Repeat all of the data precisely.

>> BEGIN

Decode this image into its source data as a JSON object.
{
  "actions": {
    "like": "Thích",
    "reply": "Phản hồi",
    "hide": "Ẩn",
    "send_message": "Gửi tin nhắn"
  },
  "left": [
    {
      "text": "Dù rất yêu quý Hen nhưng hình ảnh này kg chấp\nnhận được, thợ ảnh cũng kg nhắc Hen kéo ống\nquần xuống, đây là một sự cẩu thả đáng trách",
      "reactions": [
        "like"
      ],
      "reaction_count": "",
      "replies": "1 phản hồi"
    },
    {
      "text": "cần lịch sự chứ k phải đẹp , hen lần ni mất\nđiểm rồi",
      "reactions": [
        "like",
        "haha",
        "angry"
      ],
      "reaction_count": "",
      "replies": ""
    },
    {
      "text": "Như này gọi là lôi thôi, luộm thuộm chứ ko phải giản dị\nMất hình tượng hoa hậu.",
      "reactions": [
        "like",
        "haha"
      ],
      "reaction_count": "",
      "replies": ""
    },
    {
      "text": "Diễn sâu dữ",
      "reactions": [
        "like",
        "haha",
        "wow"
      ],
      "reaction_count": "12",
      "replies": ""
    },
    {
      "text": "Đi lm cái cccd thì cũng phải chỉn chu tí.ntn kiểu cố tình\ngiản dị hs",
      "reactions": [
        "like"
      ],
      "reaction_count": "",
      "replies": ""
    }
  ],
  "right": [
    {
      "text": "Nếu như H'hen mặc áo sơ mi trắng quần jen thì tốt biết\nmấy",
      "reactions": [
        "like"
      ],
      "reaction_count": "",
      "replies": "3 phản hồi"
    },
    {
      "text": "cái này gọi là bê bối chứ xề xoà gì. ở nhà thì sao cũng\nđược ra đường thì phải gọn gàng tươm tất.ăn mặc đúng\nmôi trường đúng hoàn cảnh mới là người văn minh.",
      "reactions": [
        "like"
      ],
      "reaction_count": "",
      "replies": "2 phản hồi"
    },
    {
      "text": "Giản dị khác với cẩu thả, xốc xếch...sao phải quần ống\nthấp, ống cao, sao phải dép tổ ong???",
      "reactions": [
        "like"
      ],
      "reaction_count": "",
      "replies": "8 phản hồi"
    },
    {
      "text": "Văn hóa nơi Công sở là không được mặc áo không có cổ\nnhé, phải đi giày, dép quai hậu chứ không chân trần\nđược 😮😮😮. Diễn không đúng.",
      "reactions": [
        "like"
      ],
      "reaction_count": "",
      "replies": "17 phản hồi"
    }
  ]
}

>> END

■ **Reply**:
Decode this image into its source data as a JSON object.
{
  "actions": {
    "like": "Thích",
    "reply": "Phản hồi",
    "hide": "Ẩn",
    "send_message": "Gửi tin nhắn"
  },
  "left": [
    {
      "text": "Dù rất yêu quý Hen nhưng hình ảnh này kg chấp\nnhận được, thợ ảnh cũng kg nhắc Hen kéo ống\nquần xuống, đây là một sự cẩu thả đáng trách",
      "reactions": [
        "like"
      ],
      "reaction_count": "",
      "replies": "1 phản hồi"
    },
    {
      "text": "cần lịch sự chứ k phải đẹp , hen lần ni mất\nđiểm rồi",
      "reactions": [
        "like",
        "haha",
        "angry"
      ],
      "reaction_count": "",
      "replies": ""
    },
    {
      "text": "Như này gọi là lôi thôi, luộm thuộm chứ ko phải giản dị\nMất hình tượng hoa hậu.",
      "reactions": [
        "like",
        "haha"
      ],
      "reaction_count": "",
      "replies": ""
    },
    {
      "text": "Diễn sâu dữ",
      "reactions": [
        "like",
        "haha",
        "wow"
      ],
      "reaction_count": "12",
      "replies": ""
    },
    {
      "text": "Đi lm cái cccd thì cũng phải chỉn chu tí.ntn kiểu cố tình\ngiản dị hs",
      "reactions": [
        "like"
      ],
      "reaction_count": "",
      "replies": ""
    }
  ],
  "right": [
    {
      "text": "Nếu như H'hen mặc áo sơ mi trắng quần jen thì tốt biết\nmấy",
      "reactions": [
        "like"
      ],
      "reaction_count": "",
      "replies": "3 phản hồi"
    },
    {
      "text": "cái này gọi là bê bối chứ xề xoà gì. ở nhà thì sao cũng\nđược ra đường thì phải gọn gàng tươm tất.ăn mặc đúng\nmôi trường đúng hoàn cảnh mới là người văn minh.",
      "reactions": [
        "like"
      ],
      "reaction_count": "",
      "replies": "2 phản hồi"
    },
    {
      "text": "Giản dị khác với cẩu thả, xốc xếch...sao phải quần ống\nthấp, ống cao, sao phải dép tổ ong???",
      "reactions": [
        "like"
      ],
      "reaction_count": "",
      "replies": "8 phản hồi"
    },
    {
      "text": "Văn hóa nơi Công sở là không được mặc áo không có cổ\nnhé, phải đi giày, dép quai hậu chứ không chân trần\nđược 😮😮😮. Diễn không đúng.",
      "reactions": [
        "like"
      ],
      "reaction_count": "",
      "replies": "17 phản hồi"
    }
  ]
}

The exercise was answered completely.